• The problem:
Reproduce verbatim the entries below, starting at the line that contains "492, 208, 511]" and ending at the line that contains "481, 614, 523]", both included.

• Supplied data:

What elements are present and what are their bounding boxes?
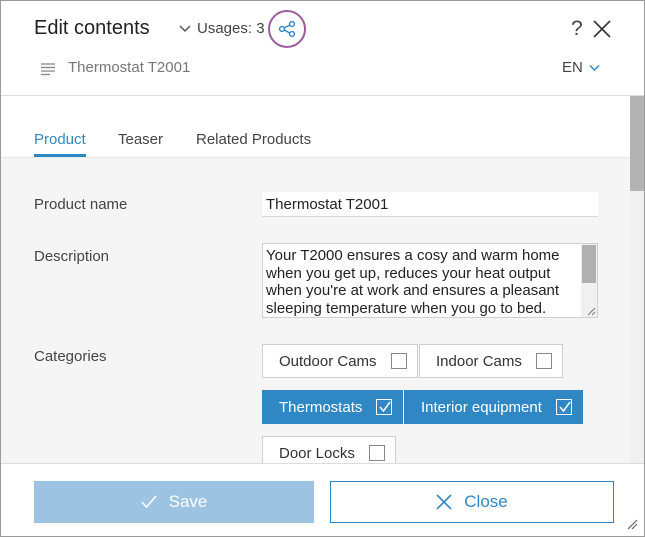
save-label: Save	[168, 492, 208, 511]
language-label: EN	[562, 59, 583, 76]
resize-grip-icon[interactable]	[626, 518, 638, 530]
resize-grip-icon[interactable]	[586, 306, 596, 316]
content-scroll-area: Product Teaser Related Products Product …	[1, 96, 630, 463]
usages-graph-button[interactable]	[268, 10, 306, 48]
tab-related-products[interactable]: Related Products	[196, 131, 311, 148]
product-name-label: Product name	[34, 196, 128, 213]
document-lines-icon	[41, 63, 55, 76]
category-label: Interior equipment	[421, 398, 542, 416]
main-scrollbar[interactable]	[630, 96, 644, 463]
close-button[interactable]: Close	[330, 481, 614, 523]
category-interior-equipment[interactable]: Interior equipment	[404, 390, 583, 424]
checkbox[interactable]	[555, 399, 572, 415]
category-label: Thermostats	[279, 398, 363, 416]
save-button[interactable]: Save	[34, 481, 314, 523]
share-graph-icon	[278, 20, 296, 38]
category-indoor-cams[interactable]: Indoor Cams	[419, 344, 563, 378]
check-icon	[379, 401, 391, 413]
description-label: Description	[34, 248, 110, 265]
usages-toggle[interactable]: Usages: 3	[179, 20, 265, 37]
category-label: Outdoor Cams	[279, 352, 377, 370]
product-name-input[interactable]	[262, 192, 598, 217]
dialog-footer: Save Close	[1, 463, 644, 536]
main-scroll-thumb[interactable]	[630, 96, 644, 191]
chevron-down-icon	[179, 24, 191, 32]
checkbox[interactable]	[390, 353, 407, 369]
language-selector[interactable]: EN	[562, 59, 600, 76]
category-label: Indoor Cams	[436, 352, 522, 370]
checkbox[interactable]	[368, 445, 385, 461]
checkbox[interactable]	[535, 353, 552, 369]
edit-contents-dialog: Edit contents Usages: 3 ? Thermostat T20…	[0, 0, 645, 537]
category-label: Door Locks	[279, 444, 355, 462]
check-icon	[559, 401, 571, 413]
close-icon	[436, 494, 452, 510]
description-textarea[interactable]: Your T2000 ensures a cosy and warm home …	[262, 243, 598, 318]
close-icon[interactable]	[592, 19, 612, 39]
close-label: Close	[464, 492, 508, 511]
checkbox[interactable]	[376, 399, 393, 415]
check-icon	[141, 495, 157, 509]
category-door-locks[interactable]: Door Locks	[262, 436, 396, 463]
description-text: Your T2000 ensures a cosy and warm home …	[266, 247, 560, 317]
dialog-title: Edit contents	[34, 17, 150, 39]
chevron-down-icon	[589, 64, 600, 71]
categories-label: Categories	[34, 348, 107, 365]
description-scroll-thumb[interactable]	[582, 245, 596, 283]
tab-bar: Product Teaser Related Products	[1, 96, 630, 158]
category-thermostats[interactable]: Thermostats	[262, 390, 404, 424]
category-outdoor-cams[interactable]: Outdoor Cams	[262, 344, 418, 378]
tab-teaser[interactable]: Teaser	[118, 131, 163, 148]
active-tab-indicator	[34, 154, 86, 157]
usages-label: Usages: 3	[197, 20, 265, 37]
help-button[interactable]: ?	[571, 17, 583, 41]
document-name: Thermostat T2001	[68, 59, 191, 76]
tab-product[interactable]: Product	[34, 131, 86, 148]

* * *

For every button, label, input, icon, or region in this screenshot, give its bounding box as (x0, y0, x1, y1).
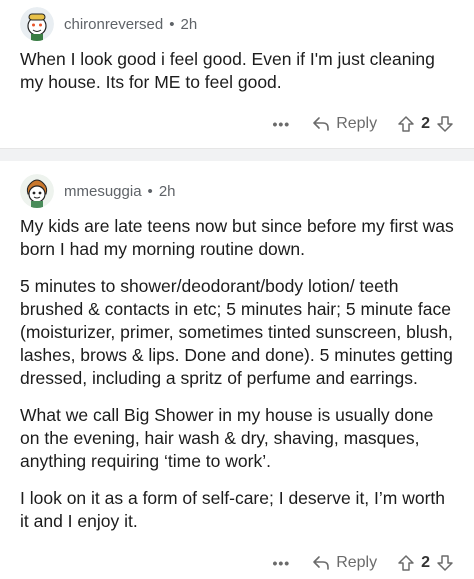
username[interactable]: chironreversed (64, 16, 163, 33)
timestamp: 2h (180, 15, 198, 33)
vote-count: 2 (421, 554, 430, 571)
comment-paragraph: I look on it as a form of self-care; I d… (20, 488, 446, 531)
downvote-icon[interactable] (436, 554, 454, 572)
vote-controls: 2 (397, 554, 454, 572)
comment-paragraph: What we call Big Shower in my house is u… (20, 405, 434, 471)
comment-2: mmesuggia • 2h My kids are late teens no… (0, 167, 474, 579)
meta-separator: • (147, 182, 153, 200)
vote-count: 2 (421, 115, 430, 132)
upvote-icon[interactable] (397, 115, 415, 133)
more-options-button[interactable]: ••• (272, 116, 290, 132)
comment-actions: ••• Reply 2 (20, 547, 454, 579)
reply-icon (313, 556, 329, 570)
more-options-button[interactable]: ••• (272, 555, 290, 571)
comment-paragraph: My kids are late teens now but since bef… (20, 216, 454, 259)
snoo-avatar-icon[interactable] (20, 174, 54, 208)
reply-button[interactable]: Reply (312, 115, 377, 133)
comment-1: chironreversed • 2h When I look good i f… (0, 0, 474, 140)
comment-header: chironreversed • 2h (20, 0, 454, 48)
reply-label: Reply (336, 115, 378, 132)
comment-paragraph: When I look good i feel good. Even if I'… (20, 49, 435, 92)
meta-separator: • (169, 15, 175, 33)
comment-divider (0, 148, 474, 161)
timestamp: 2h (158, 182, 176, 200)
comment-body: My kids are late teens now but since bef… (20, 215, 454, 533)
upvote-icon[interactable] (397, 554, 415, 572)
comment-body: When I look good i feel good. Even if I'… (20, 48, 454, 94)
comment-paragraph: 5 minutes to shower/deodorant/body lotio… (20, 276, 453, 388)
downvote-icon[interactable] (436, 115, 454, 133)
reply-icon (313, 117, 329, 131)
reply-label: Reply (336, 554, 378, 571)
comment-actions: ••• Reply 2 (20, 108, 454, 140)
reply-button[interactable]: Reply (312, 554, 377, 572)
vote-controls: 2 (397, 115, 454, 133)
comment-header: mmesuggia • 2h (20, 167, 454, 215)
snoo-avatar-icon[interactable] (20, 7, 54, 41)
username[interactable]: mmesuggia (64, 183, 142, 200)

• Correct response:
save-label: Save	[168, 492, 208, 511]
language-label: EN	[562, 59, 583, 76]
resize-grip-icon[interactable]	[626, 518, 638, 530]
resize-grip-icon[interactable]	[586, 306, 596, 316]
content-scroll-area: Product Teaser Related Products Product …	[1, 96, 630, 463]
usages-graph-button[interactable]	[268, 10, 306, 48]
tab-related-products[interactable]: Related Products	[196, 131, 311, 148]
product-name-label: Product name	[34, 196, 128, 213]
document-lines-icon	[41, 63, 55, 76]
category-label: Interior equipment	[421, 398, 542, 416]
main-scrollbar[interactable]	[630, 96, 644, 463]
close-button[interactable]: Close	[330, 481, 614, 523]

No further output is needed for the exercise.